*INSTRUCTION*
Give the number of lines in the data that contain "this", and nothing more.

*AVAILABLE DATA*

----

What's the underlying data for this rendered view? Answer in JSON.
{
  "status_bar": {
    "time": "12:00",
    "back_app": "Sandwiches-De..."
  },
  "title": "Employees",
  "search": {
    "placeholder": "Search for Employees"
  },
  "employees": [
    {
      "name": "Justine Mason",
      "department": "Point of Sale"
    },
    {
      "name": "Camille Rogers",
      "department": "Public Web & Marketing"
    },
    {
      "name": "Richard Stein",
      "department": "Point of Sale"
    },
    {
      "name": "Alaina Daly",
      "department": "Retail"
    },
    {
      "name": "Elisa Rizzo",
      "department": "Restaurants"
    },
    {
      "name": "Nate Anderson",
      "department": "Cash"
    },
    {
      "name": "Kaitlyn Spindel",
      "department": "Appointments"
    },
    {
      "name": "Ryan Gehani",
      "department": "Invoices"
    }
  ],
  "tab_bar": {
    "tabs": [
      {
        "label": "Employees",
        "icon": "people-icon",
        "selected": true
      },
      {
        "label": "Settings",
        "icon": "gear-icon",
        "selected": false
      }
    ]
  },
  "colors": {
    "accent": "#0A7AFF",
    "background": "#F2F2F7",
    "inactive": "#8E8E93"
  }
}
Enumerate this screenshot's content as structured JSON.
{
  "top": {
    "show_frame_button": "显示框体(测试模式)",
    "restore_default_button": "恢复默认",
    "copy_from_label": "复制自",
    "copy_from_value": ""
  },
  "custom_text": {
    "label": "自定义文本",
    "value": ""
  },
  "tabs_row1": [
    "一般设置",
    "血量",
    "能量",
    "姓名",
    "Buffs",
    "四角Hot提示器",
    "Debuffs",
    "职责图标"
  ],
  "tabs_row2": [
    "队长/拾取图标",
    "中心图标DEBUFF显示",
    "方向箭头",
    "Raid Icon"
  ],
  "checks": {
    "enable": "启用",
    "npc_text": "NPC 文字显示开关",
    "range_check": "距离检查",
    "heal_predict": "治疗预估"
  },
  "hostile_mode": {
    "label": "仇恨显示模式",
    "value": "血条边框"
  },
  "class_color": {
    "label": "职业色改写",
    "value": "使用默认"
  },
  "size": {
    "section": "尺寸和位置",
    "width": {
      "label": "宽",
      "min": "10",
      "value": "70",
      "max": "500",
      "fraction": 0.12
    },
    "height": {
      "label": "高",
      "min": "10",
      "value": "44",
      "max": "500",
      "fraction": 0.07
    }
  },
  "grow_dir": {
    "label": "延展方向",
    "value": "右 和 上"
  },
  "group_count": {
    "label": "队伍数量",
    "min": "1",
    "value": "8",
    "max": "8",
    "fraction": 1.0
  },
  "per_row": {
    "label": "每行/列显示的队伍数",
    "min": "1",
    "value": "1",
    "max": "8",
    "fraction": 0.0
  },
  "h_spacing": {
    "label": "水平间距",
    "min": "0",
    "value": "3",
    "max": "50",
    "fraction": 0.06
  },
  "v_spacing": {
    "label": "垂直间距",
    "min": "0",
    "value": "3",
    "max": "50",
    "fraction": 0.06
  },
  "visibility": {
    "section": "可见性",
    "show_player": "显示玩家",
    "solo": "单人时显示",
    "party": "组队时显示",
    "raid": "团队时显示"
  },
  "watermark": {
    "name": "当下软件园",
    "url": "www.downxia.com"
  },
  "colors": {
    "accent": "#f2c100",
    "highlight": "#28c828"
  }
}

----

*REPLY*
2